**Written task 1:**
In the layout dataset entries, update the lines starting at the one containing "candle-body: [165, 426, 167, 428]" and ending at the one containing "candle-body: [270, 366, 272, 368]", replacing "candle-body" with "bar-body" and leaving everything else unchanged. Return only those lines.

Ichor Holdings, Ltd. Announces First Quarter 2018 Financial Results

FREMONT, Calif.--(BUSINESS WIRE)--May 8, 2018-- Ichor Holdings, Ltd. (NASDAQ: ICHR), a leader in the design, engineering, and manufacturing of critical fluid and gas delivery subsystems for semiconductor capital equipment, today announced financial results for the first quarter of fiscal year 2018.

Highlights for the first quarter of 2018:

  • Record Revenues and Strong Growth. Revenues set a new quarterly record of $258 million, up 41% quarter-over-quarter and up 74% from the first quarter of 2017;
  • Increasing Margins. With GAAP gross margin of 16.5%, non-GAAP gross margin increased 1.2 percentage points from the prior quarter to a record 18.3%. Operating margin was 8.0% on a GAAP basis, and reached a new record of 13.3% on a non-GAAP basis, up 2.1 percentage points from the prior quarter;
  • Record Earnings. Net earnings were $0.63 per diluted share on a GAAP basis, and set a new quarterly record of $1.03 per diluted share on an adjusted non-GAAP basis, up 47% quarter-over-quarter and up 81% from the first quarter of 2017.

“We are very pleased to report stronger-than-expected financial results for the first quarter, in which we achieved new records in revenue, gross margin, operating margin, and earnings per share,” commented Tom Rohrs, Chairman and CEO of Ichor. “We continue to outperform industry spending, with revenue growth well outpacing investments in wafer fab equipment, while continuing to deliver on our objective to grow earnings faster than revenues. Our strategic acquisitions are contributing to our strong revenue growth and expanding margins, and our first-quarter profitability is showing solid progress toward our financial model targets.

**Layout dataset entries:**
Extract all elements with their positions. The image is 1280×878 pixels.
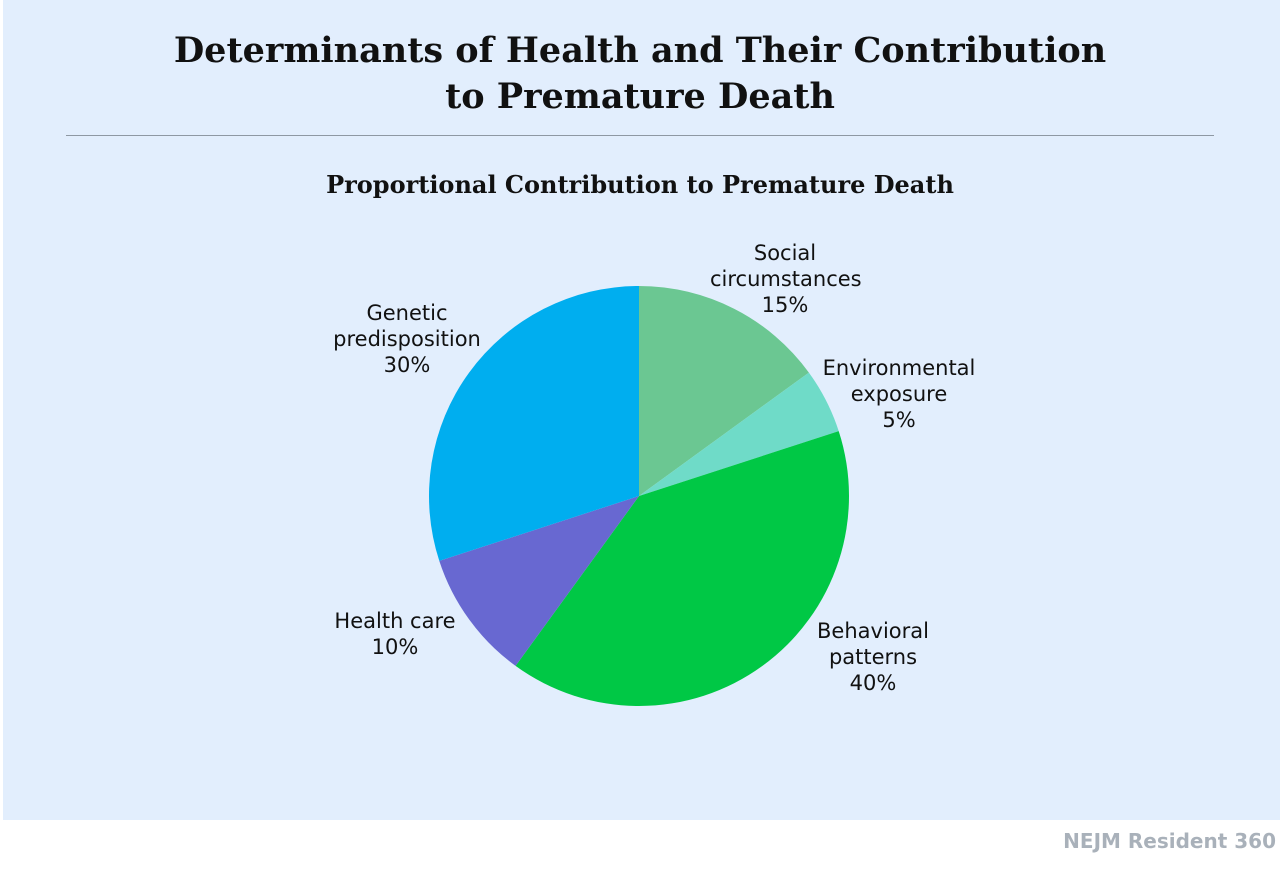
pie-slice-behavioral-patterns xyxy=(515,431,849,706)
slice-label-line: exposure xyxy=(850,382,948,406)
pie-slice-genetic-predisposition xyxy=(429,285,639,561)
slice-label-line: Genetic xyxy=(366,301,448,325)
slice-label-line: Environmental xyxy=(822,356,976,380)
slice-percent: 30% xyxy=(383,353,431,377)
chart-title: Proportional Contribution to Premature D… xyxy=(326,170,954,199)
slice-label-line: Health care xyxy=(334,609,456,633)
pie-slice-environmental-exposure xyxy=(639,372,839,496)
slice-label-genetic-predisposition: Genetic predisposition 30% xyxy=(325,300,489,378)
slice-percent: 15% xyxy=(761,293,809,317)
slice-label-environmental-exposure: Environmental exposure 5% xyxy=(820,355,978,433)
slice-label-line: Behavioral xyxy=(817,619,929,643)
pie-slice-health-care xyxy=(439,496,639,666)
pie-slice-social-circumstances xyxy=(639,286,809,496)
page-title-line-2: to Premature Death xyxy=(445,76,835,117)
slice-percent: 10% xyxy=(371,635,419,659)
slice-percent: 5% xyxy=(882,408,916,432)
title-divider xyxy=(66,135,1214,136)
slice-label-social-circumstances: Social circumstances 15% xyxy=(710,240,862,318)
slice-label-health-care: Health care 10% xyxy=(328,608,462,660)
slice-label-behavioral-patterns: Behavioral patterns 40% xyxy=(805,618,941,696)
slice-label-line: circumstances xyxy=(710,267,862,291)
slice-label-line: predisposition xyxy=(333,327,481,351)
page-title: Determinants of Health and Their Contrib… xyxy=(0,28,1280,120)
slice-percent: 40% xyxy=(849,671,897,695)
page-title-line-1: Determinants of Health and Their Contrib… xyxy=(173,30,1107,71)
brand-logo-text: NEJM Resident 360 xyxy=(1063,829,1276,853)
slice-label-line: patterns xyxy=(828,645,918,669)
slice-label-line: Social xyxy=(753,241,817,265)
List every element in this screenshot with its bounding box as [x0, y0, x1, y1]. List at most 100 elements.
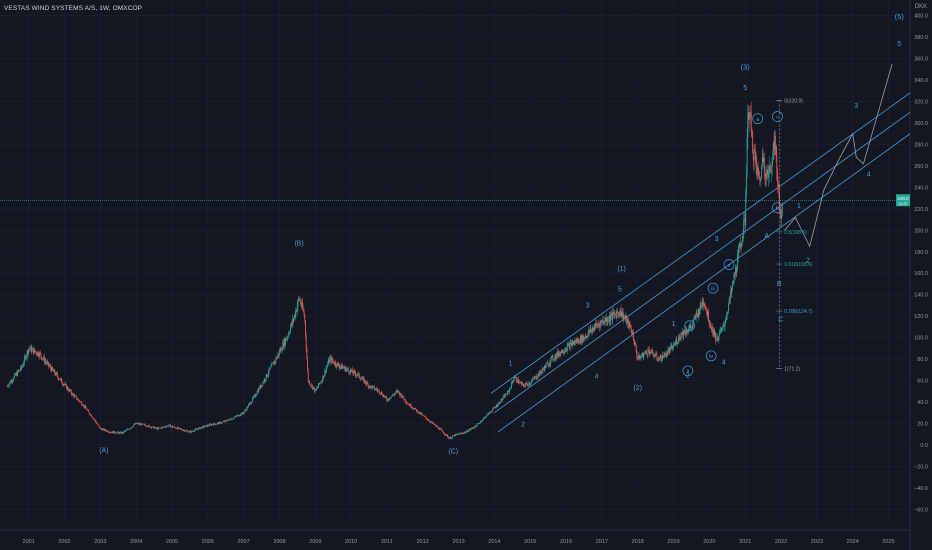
candle-body: [165, 426, 167, 428]
candle-body: [61, 382, 63, 384]
candle-body: [450, 437, 452, 439]
candle-body: [290, 323, 292, 328]
candle-body: [130, 427, 132, 429]
candle-body: [395, 391, 397, 392]
candle-body: [93, 418, 95, 420]
candle-body: [647, 349, 649, 355]
candle-body: [717, 339, 719, 341]
candle-body: [589, 328, 591, 333]
candle-body: [390, 396, 392, 399]
candle-body: [291, 323, 293, 325]
candle-body: [270, 366, 272, 368]
candle-body: [630, 326, 632, 329]
candle-body: [116, 432, 118, 434]
candle-body: [356, 375, 357, 376]
candle-body: [123, 431, 125, 433]
candle-body: [362, 377, 364, 379]
candle-body: [508, 389, 510, 393]
candle-body: [679, 338, 681, 339]
candle-body: [502, 398, 503, 401]
candle-body: [326, 366, 328, 369]
candle-body: [621, 311, 623, 316]
candle-body: [218, 421, 220, 424]
candle-body: [511, 382, 512, 388]
candle-body: [570, 342, 572, 346]
x-tick-label: 2003: [94, 539, 106, 545]
candle-body: [642, 352, 644, 358]
candle-body: [749, 112, 751, 117]
candle-body: [311, 384, 313, 387]
candle-body: [310, 385, 312, 387]
candle-body: [661, 354, 663, 360]
candle-body: [210, 424, 212, 426]
candle-body: [254, 394, 256, 397]
candle-body: [754, 149, 756, 152]
candle-body: [10, 381, 12, 383]
candle-body: [23, 363, 25, 366]
candle-body: [342, 367, 344, 368]
candle-body: [761, 157, 763, 167]
candle-body: [201, 427, 202, 428]
candle-body: [313, 387, 315, 392]
y-tick-label: 60.0: [917, 379, 928, 385]
candle-body: [564, 350, 566, 352]
x-tick-label: 2024: [847, 539, 859, 545]
candle-body: [619, 308, 621, 316]
candle-body: [438, 427, 439, 429]
y-tick-label: 360.0: [914, 57, 928, 63]
candle-body: [384, 396, 386, 398]
candle-body: [603, 322, 605, 324]
candle-body: [522, 383, 523, 386]
fib-level-label: 0.618(168.6): [784, 262, 813, 268]
candle-body: [322, 376, 324, 382]
candle-body: [29, 348, 31, 350]
candle-body: [695, 313, 697, 320]
candle-body: [726, 315, 727, 320]
candle-body: [300, 300, 302, 305]
candle-body: [497, 403, 499, 406]
candle-body: [761, 166, 763, 179]
candle-body: [538, 373, 540, 376]
candle-body: [360, 378, 362, 380]
candle-body: [707, 311, 709, 316]
candle-body: [518, 382, 520, 384]
candle-body: [516, 381, 518, 383]
candle-body: [511, 382, 513, 383]
candle-body: [748, 116, 750, 121]
candle-body: [303, 311, 305, 316]
candle-body: [81, 404, 83, 406]
candle-body: [767, 169, 769, 178]
wave-label: (B): [294, 240, 303, 247]
candle-body: [18, 370, 20, 372]
candle-body: [97, 424, 99, 426]
candle-body: [444, 434, 446, 436]
candle-body: [531, 381, 532, 384]
x-tick-label: 2005: [166, 539, 178, 545]
candle-body: [457, 434, 459, 435]
candle-body: [641, 352, 643, 356]
candle-body: [681, 331, 683, 335]
candle-body: [755, 159, 757, 164]
candle-body: [398, 391, 400, 393]
candle-body: [557, 351, 559, 356]
candle-body: [72, 393, 74, 395]
candle-body: [331, 358, 333, 361]
candle-body: [359, 377, 361, 379]
candle-body: [498, 402, 500, 404]
candle-body: [287, 336, 289, 338]
candle-body: [697, 314, 698, 318]
candle-body: [779, 209, 781, 216]
candle-body: [307, 358, 309, 370]
candle-body: [633, 340, 635, 345]
candle-body: [606, 317, 608, 323]
candle-body: [592, 328, 594, 332]
candle-body: [420, 412, 422, 414]
candle-body: [543, 369, 545, 371]
candle-body: [62, 383, 64, 386]
candle-body: [43, 356, 45, 359]
candle-body: [68, 389, 70, 391]
candle-body: [304, 315, 306, 321]
candle-body: [91, 416, 93, 418]
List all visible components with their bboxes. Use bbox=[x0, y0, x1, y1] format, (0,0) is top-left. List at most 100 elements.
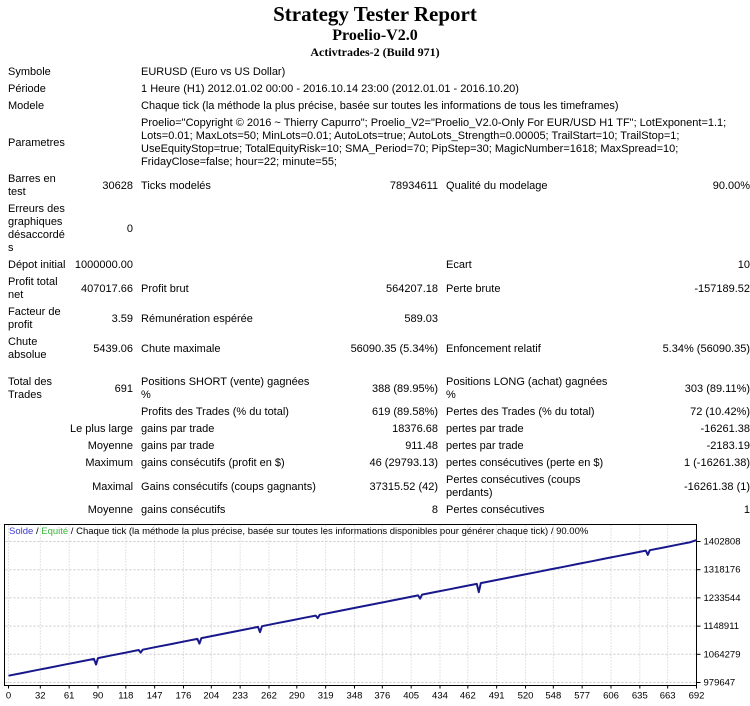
stat-label: Total des Trades bbox=[8, 376, 53, 401]
stat-value bbox=[318, 257, 438, 274]
report-header: Strategy Tester Report Proelio-V2.0 Acti… bbox=[0, 0, 750, 64]
stat-value: 10 bbox=[737, 259, 750, 271]
stat-value: Moyenne bbox=[87, 440, 134, 452]
x-tick-label: 90 bbox=[93, 691, 104, 702]
stat-label: Chute maximale bbox=[141, 342, 221, 355]
stat-value: 30628 bbox=[102, 179, 134, 192]
stat-label: Positions SHORT (vente) gagnées % bbox=[141, 376, 310, 401]
x-tick-label: 319 bbox=[318, 691, 334, 702]
table-row: Le plus large gains par trade 18376.68 pert… bbox=[8, 421, 750, 438]
stat-label: EURUSD (Euro vs US Dollar) bbox=[141, 66, 286, 78]
balance-line bbox=[8, 539, 697, 677]
stat-label: Enfoncement relatif bbox=[446, 342, 541, 355]
x-tick-label: 606 bbox=[603, 691, 619, 702]
stat-label bbox=[8, 472, 67, 502]
legend-separator: / bbox=[33, 526, 42, 537]
stat-value: 1000000.00 bbox=[74, 259, 134, 271]
table-row: Erreurs des graphiques désaccordés 0 bbox=[8, 201, 750, 257]
stat-value: 911.48 bbox=[405, 440, 439, 452]
stat-value: 37315.52 (42) bbox=[369, 480, 439, 493]
stat-value: 56090.35 (5.34%) bbox=[350, 342, 439, 355]
stat-label: pertes par trade bbox=[446, 440, 524, 452]
stat-label: Pertes des Trades (% du total) bbox=[446, 406, 595, 418]
stat-label bbox=[438, 304, 608, 334]
stat-label: Profit brut bbox=[141, 282, 189, 295]
stat-label: gains par trade bbox=[141, 423, 215, 435]
chart-legend: Solde / Equité / Chaque tick (la méthode… bbox=[9, 526, 588, 537]
y-tick-label: 1318176 bbox=[704, 565, 741, 576]
stat-label: Profit total net bbox=[8, 276, 58, 301]
stat-value: 8 bbox=[431, 504, 439, 516]
stat-label: Rémunération espérée bbox=[141, 312, 253, 325]
table-row: Maximum gains consécutifs (profit en $) 46… bbox=[8, 455, 750, 472]
y-tick-label: 979647 bbox=[704, 678, 736, 689]
table-row: Symbole EURUSD (Euro vs US Dollar) bbox=[8, 64, 750, 81]
x-tick-label: 462 bbox=[460, 691, 476, 702]
stat-label bbox=[8, 455, 67, 472]
spacer-row bbox=[8, 364, 750, 374]
stat-value: 1 bbox=[743, 504, 750, 516]
stat-label: Erreurs des graphiques désaccordés bbox=[8, 203, 65, 254]
stat-value: 691 bbox=[114, 382, 134, 395]
stat-label bbox=[8, 404, 67, 421]
y-tick-label: 1402808 bbox=[704, 537, 741, 548]
stat-label: Positions LONG (achat) gagnées % bbox=[446, 376, 608, 401]
stat-value: Moyenne bbox=[87, 504, 134, 516]
table-row: Profit total net 407017.66 Profit brut 5642… bbox=[8, 274, 750, 304]
stat-value: 3.59 bbox=[111, 312, 134, 325]
x-tick-label: 290 bbox=[289, 691, 305, 702]
stat-label bbox=[8, 438, 67, 455]
stat-label: Symbole bbox=[8, 66, 51, 78]
table-row: Chute absolue 5439.06 Chute maximale 56090.… bbox=[8, 334, 750, 364]
stat-value: 78934611 bbox=[389, 179, 439, 192]
stat-value: 1 (-16261.38) bbox=[683, 457, 750, 469]
x-tick-label: 118 bbox=[118, 691, 133, 702]
x-tick-label: 405 bbox=[403, 691, 419, 702]
x-tick-label: 204 bbox=[203, 691, 219, 702]
legend-description: / Chaque tick (la méthode la plus précis… bbox=[68, 526, 589, 537]
stat-label bbox=[133, 201, 750, 257]
stat-value: 5439.06 bbox=[93, 342, 134, 355]
table-row: Parametres Proelio="Copyright © 2016 ~ Th… bbox=[8, 115, 750, 171]
stat-label: Modele bbox=[8, 100, 45, 112]
x-tick-label: 635 bbox=[632, 691, 648, 702]
stat-label: gains consécutifs (profit en $) bbox=[141, 457, 285, 469]
table-row: Profits des Trades (% du total) 619 (89.5… bbox=[8, 404, 750, 421]
x-tick-label: 663 bbox=[660, 691, 676, 702]
stat-value: -16261.38 bbox=[700, 423, 750, 435]
x-tick-label: 0 bbox=[6, 691, 11, 702]
equity-chart-svg: 979647 1064279 1148911 1233544 1318176 140280… bbox=[0, 522, 750, 706]
balance-chart: Solde / Equité / Chaque tick (la méthode… bbox=[0, 522, 750, 706]
stat-value: 18376.68 bbox=[392, 423, 439, 435]
stat-label: Proelio="Copyright © 2016 ~ Thierry Capu… bbox=[141, 117, 727, 168]
y-tick-label: 1233544 bbox=[704, 593, 741, 604]
stat-label: Pertes consécutives bbox=[446, 504, 545, 516]
x-tick-label: 491 bbox=[489, 691, 505, 702]
stat-label: Chute absolue bbox=[8, 336, 47, 361]
stat-value: -157189.52 bbox=[694, 282, 750, 295]
stat-value: Maximum bbox=[85, 457, 134, 469]
x-tick-label: 61 bbox=[64, 691, 75, 702]
x-tick-label: 376 bbox=[374, 691, 390, 702]
table-row: Modele Chaque tick (la méthode la plus pr… bbox=[8, 98, 750, 115]
stat-label: Qualité du modelage bbox=[446, 179, 548, 192]
x-tick-label: 692 bbox=[689, 691, 705, 702]
legend-solde: Solde bbox=[9, 526, 34, 537]
expert-name: Proelio-V2.0 bbox=[332, 27, 418, 44]
table-row: Dépot initial 1000000.00 Ecart 10 bbox=[8, 257, 750, 274]
stat-label: Chaque tick (la méthode la plus précise,… bbox=[141, 100, 619, 112]
stat-value: 5.34% (56090.35) bbox=[662, 342, 750, 355]
stat-value bbox=[67, 404, 133, 421]
x-tick-label: 577 bbox=[574, 691, 590, 702]
stat-value: Le plus large bbox=[70, 423, 134, 435]
legend-equite: Equité bbox=[41, 526, 69, 537]
stat-value: 388 (89.95%) bbox=[371, 382, 439, 395]
stat-value: -2183.19 bbox=[706, 440, 750, 452]
stat-label: Dépot initial bbox=[8, 259, 66, 271]
table-row: Barres en test 30628 Ticks modelés 78934611… bbox=[8, 171, 750, 201]
stat-label: Perte brute bbox=[446, 282, 501, 295]
stats-table: Symbole EURUSD (Euro vs US Dollar) Période… bbox=[8, 64, 750, 519]
stat-label: Ticks modelés bbox=[141, 179, 211, 192]
stat-label bbox=[8, 502, 67, 519]
spacer-cell bbox=[8, 364, 750, 374]
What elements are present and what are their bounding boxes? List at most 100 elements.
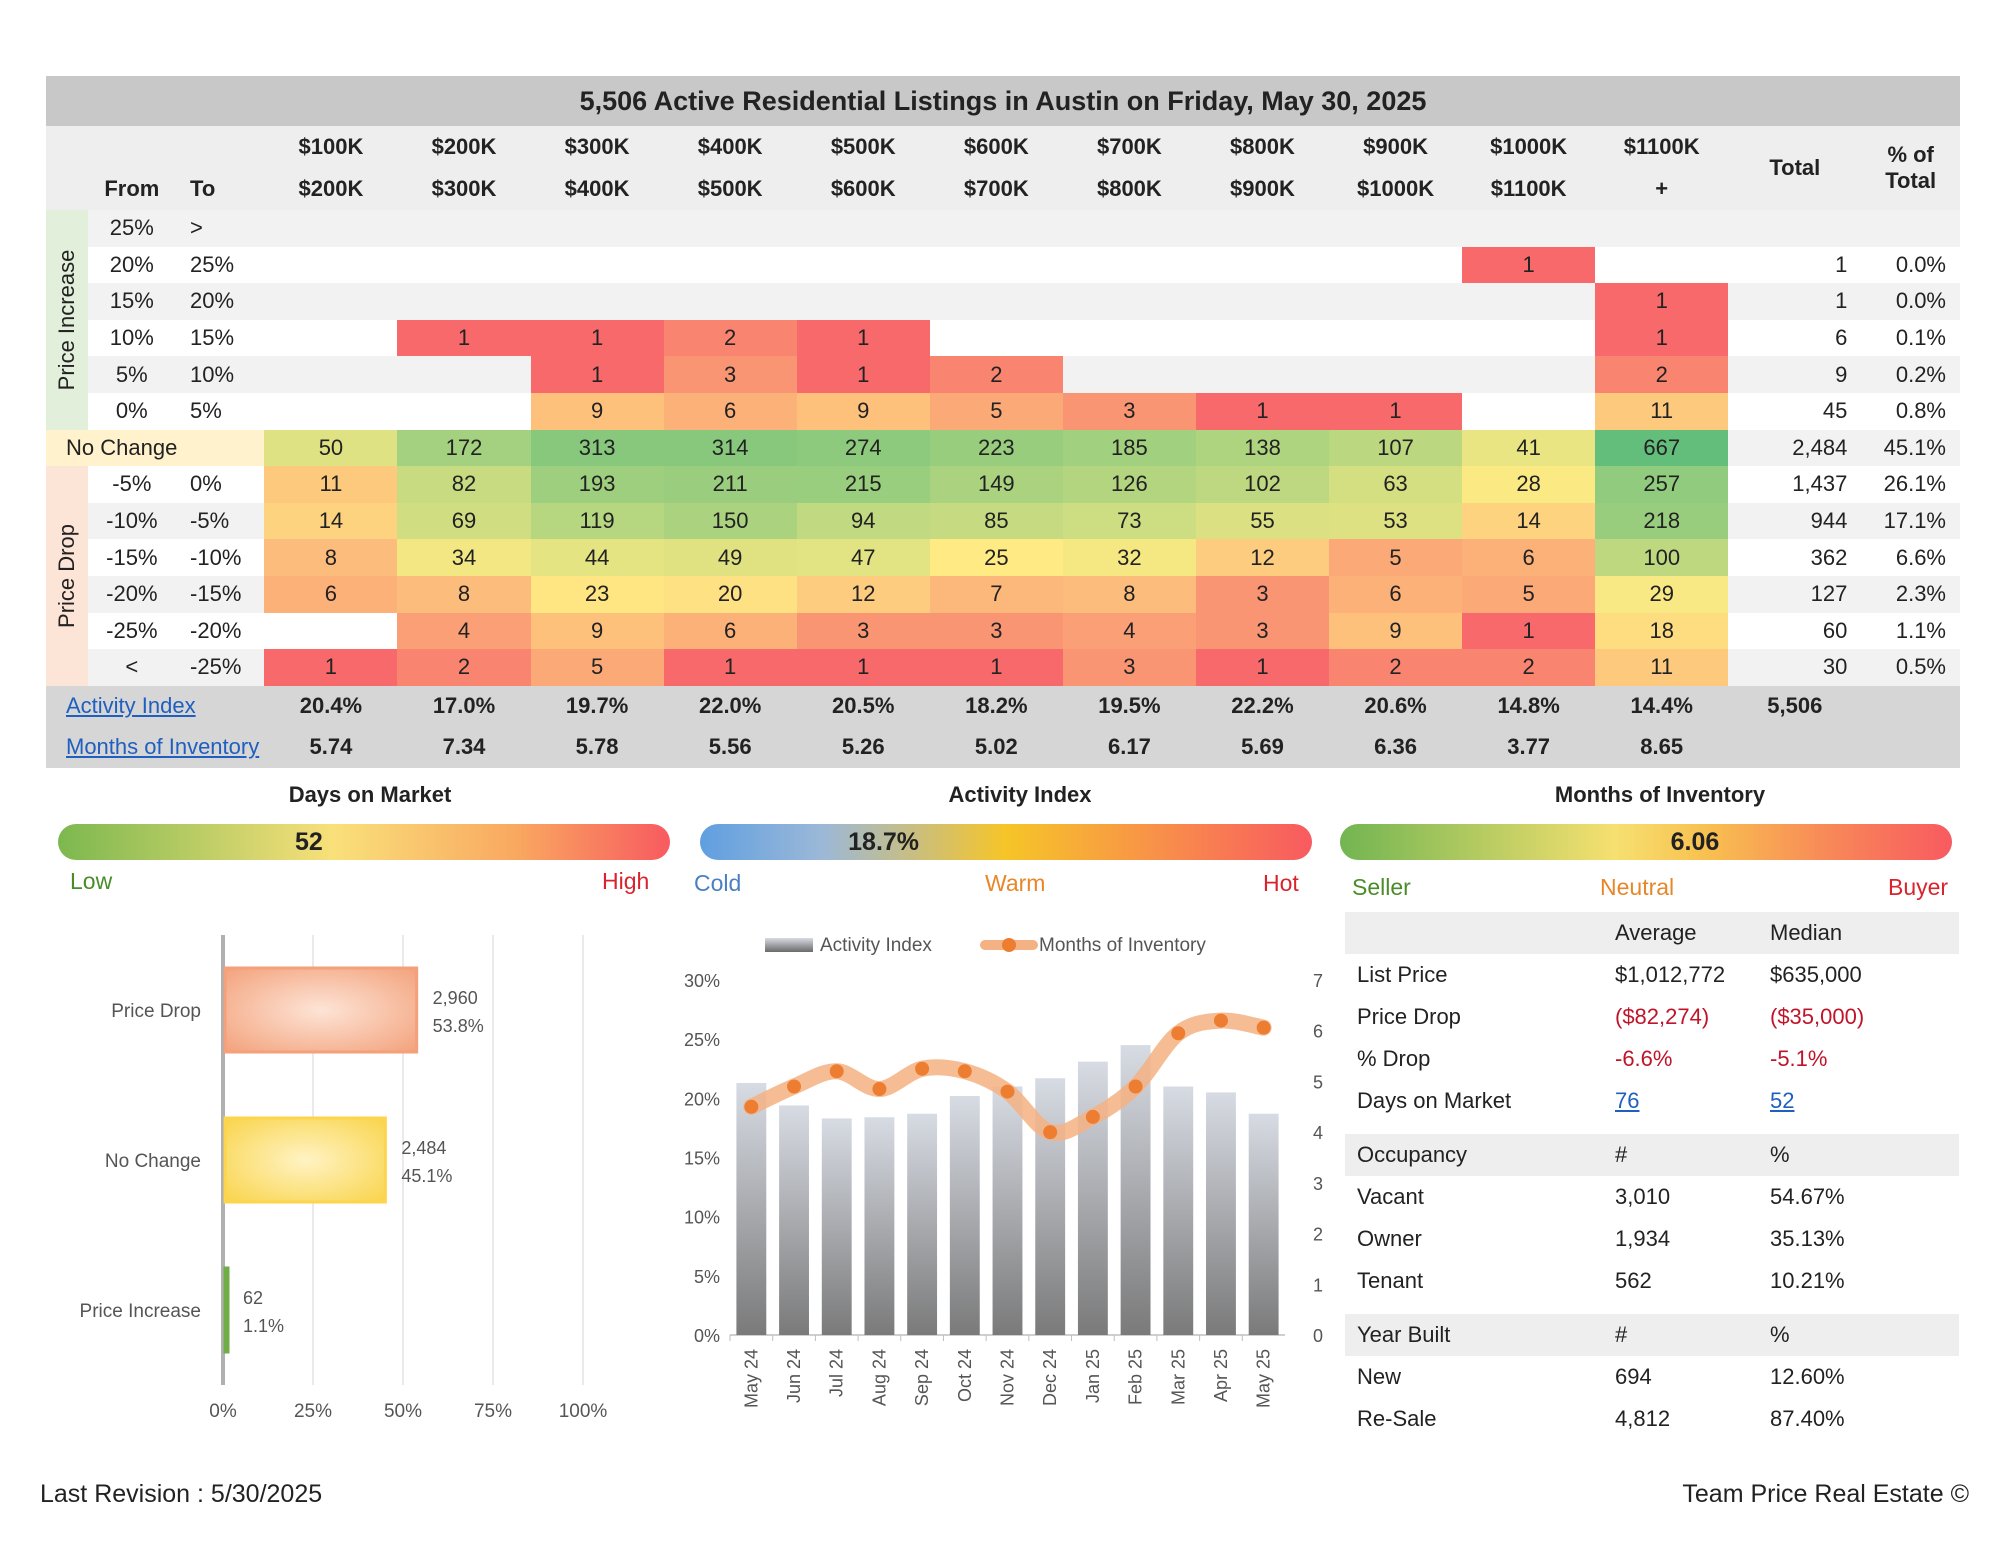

**Written task 2:**
Based on the first-quarter results announcement, mark each statement yes or no and quote the words that decide it. (a) Quarterly revenues reached $258 million, a 41% rise over the previous quarter. (b) Operating margin hit a record 13.3% on a GAAP basis. (c) Tom Rohrs serves as Chairman and CEO of Ichor.

**Written solution 1:**
bar-body: [165, 426, 167, 428]
bar-body: [61, 382, 63, 384]
bar-body: [450, 437, 452, 439]
bar-body: [290, 323, 292, 328]
bar-body: [130, 427, 132, 429]
bar-body: [395, 391, 397, 392]
bar-body: [93, 418, 95, 420]
bar-body: [647, 349, 649, 355]
bar-body: [717, 339, 719, 341]
bar-body: [589, 328, 591, 333]
bar-body: [390, 396, 392, 399]
bar-body: [291, 323, 293, 325]
bar-body: [270, 366, 272, 368]

**Written solution 2:**
(a) Yes: "Revenues set a new quarterly record of $258 million, up 41% quarter-over-quarter"
(b) No: "Operating margin was 8.0% on a GAAP basis, and reached a new record of 13.3% on a non-GAAP basis"
(c) Yes: "commented Tom Rohrs, Chairman and CEO of Ichor"